> _What the exercise asks_:
List every different number written in digits in the forum posts about quitting porn below. Give each number once.

(Document segment Opens)

I'm just challenging your perspectives ;). Ideally, rebooting is not only about stopping porn but also about finding ways to live healthier. I mean, stalking a co-workers friend is not healthy nor reputable, but probably 99% of facebook users act that way (I'm not blaming you in any way particularly). It has become normal to do so, even though it's really f*cked up in a way. Imagine, you are getting to know her. She already is your co-workers friend with the fake breasts combined with a few other characteristics you could make out by stalking her photos. It's so weird. I'm happy, I'm not playing that game anymore. Sorry for digressing in your journal ;)

Keep truckin'!
 

Tice

Member
2 weeks down!

It has been difficult over the last few days and it's even difficult as I am writing right now. Luckily writing here helps a bit getting my mind in the right place.
It is monday now and the last weekend was pretty difficult. Especially one night when I couldn't sleep I kept fantasising about getting on webcam sites again and I was mentally browsing all the ads I could remember.

Over the last 2 weeks I masturbated twice in the moments when I felt I was about to give in. I try not to think about any porn as I do it. Just get it over with as quick as possible so I can get some relieve.

I still have difficulty wrapping my had around this "rehab" process. In my life I have given up marihuana after years of daily use and I have given up smoking after 10+ years. Both were very difficult but I also knew what I was getting into: Get through the first 3 days and after that it gets easier.
This is nothing like that, the first 3 days were easy for me. Now, after 2 weeks I can feel crazy sometimes, having intense cravings. In comparison;  after 2 weeks without nicotine I felt more or less stable. I still wanted to smoke but it was very easy to consciously make the decision not too.
I don't have the same experience right now. Some moments I find myself desperately looking for excuses to give up and I feel like I felt a month ago when I was looking at porn daily.  I find it baffling that something as simple as images can have this effect.

Does anyone else have any ideas about this? Any experiences on when you felt more or less stable. I'd love to hear it.

(Document segment Closes)
(Dataset Opens)

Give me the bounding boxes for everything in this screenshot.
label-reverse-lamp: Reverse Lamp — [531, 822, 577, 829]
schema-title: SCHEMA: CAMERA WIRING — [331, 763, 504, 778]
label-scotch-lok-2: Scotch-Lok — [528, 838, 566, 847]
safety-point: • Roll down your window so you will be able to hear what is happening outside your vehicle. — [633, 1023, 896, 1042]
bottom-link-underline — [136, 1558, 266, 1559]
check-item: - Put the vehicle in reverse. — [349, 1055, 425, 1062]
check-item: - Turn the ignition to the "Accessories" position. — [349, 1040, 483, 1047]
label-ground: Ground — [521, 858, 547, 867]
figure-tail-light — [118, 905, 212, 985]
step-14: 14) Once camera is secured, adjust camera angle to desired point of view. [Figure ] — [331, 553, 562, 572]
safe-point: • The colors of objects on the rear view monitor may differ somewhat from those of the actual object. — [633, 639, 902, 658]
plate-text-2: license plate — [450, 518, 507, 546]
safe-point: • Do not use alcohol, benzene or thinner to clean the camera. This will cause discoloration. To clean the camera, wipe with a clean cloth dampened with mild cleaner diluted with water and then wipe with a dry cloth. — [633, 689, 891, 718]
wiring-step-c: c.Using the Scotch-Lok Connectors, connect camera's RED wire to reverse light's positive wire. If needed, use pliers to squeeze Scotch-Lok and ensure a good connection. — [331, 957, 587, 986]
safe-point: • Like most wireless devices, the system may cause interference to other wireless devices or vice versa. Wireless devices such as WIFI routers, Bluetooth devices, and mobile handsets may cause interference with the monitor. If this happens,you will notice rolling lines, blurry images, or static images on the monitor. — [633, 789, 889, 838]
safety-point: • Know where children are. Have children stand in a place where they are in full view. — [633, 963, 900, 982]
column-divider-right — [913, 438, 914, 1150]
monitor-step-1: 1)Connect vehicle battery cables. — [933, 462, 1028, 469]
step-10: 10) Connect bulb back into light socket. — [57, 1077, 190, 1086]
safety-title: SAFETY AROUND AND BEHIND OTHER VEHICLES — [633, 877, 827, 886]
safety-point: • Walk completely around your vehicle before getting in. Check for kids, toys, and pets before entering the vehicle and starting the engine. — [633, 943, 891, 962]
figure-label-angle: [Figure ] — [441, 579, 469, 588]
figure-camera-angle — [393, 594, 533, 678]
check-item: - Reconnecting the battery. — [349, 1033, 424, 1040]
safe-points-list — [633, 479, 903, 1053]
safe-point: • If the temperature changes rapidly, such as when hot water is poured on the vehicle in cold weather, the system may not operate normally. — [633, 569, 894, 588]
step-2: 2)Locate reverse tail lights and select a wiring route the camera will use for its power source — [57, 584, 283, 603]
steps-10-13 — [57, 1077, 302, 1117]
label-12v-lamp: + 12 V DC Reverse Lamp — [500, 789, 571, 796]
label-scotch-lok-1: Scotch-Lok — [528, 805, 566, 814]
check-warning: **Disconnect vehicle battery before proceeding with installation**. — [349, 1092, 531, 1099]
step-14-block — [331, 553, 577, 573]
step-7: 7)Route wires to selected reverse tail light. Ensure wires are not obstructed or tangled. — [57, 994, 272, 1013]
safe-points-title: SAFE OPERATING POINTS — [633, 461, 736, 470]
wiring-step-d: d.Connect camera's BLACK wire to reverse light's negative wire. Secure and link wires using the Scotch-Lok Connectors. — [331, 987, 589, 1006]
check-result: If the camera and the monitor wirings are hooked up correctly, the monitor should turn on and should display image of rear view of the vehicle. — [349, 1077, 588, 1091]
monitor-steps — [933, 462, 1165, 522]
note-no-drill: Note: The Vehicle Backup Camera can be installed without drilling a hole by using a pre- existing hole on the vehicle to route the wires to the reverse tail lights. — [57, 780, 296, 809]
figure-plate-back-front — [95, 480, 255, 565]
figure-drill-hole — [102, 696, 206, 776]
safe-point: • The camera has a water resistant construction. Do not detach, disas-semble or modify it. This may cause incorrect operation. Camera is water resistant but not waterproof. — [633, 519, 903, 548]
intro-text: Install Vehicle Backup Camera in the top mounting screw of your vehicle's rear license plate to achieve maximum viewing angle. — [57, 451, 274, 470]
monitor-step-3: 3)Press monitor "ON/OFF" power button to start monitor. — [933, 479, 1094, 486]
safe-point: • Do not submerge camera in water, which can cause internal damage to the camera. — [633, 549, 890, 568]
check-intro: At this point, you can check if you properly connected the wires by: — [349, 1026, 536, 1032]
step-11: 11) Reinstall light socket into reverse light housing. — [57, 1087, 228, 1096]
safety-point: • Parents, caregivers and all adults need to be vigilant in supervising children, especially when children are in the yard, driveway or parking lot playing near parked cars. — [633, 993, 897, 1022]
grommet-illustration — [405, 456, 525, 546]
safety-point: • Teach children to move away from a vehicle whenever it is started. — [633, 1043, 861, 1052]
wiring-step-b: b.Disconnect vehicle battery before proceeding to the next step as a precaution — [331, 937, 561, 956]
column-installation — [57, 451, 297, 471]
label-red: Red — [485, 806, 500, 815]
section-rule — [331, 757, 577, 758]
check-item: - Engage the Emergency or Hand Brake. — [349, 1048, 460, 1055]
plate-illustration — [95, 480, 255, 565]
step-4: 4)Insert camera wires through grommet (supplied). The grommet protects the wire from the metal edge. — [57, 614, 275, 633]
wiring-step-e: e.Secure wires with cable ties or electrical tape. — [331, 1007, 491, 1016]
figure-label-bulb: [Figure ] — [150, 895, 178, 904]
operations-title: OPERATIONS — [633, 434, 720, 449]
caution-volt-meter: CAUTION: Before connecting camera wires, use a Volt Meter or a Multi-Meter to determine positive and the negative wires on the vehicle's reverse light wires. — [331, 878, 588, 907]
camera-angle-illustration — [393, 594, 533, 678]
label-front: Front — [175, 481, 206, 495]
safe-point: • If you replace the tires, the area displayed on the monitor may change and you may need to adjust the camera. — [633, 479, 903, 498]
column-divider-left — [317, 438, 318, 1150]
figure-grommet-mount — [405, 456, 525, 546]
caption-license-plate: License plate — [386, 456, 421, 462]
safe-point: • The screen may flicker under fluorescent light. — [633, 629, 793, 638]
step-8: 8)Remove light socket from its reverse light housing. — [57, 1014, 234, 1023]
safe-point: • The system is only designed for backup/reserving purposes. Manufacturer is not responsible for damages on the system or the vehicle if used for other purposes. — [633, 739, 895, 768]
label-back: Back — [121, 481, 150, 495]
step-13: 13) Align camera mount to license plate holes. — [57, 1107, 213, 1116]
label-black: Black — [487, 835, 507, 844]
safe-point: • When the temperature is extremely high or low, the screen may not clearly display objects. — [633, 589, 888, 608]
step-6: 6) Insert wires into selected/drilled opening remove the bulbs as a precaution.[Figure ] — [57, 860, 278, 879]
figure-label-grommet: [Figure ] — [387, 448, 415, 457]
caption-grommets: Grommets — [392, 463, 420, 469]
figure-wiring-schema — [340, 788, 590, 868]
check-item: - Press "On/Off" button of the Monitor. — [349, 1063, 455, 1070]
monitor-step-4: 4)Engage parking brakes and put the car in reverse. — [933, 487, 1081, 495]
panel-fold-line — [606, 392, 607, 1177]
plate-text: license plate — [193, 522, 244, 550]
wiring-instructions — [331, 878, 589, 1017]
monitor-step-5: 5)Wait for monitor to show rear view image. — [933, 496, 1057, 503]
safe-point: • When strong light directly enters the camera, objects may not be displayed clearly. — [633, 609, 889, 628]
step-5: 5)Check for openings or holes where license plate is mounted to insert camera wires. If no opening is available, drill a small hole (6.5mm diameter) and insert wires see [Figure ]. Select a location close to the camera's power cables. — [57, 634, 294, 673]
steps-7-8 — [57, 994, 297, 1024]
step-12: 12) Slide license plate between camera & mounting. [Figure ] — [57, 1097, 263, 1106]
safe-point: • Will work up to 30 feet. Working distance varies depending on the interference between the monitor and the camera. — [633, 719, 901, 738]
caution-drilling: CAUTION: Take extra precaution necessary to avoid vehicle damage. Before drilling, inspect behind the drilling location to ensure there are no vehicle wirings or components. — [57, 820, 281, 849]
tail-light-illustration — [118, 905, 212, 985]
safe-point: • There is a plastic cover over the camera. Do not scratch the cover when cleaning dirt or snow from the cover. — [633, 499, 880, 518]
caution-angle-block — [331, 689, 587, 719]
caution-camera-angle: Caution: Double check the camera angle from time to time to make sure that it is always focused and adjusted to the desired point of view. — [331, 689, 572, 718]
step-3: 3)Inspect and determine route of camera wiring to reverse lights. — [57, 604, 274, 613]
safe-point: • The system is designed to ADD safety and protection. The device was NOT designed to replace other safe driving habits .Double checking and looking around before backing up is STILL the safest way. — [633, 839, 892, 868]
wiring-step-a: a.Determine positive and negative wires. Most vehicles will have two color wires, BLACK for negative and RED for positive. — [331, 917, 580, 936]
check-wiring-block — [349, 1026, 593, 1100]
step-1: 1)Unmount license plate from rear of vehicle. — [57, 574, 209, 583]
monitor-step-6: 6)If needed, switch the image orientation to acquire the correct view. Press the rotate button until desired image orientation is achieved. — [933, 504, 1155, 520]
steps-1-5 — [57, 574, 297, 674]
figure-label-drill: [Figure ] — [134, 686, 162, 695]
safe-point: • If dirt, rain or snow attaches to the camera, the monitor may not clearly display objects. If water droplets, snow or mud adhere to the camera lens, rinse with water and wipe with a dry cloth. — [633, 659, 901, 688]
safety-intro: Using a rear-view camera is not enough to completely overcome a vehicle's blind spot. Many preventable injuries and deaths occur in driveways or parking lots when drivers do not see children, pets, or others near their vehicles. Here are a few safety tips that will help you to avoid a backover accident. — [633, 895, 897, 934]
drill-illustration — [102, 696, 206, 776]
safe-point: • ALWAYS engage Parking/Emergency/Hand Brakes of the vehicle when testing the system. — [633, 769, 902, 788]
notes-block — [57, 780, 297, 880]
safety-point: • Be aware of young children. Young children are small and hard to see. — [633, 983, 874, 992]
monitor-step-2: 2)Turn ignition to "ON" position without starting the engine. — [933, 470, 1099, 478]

(Dataset Closes)

> _Answer for this exercise_:
99 (in "99%"), 2, 10+, 3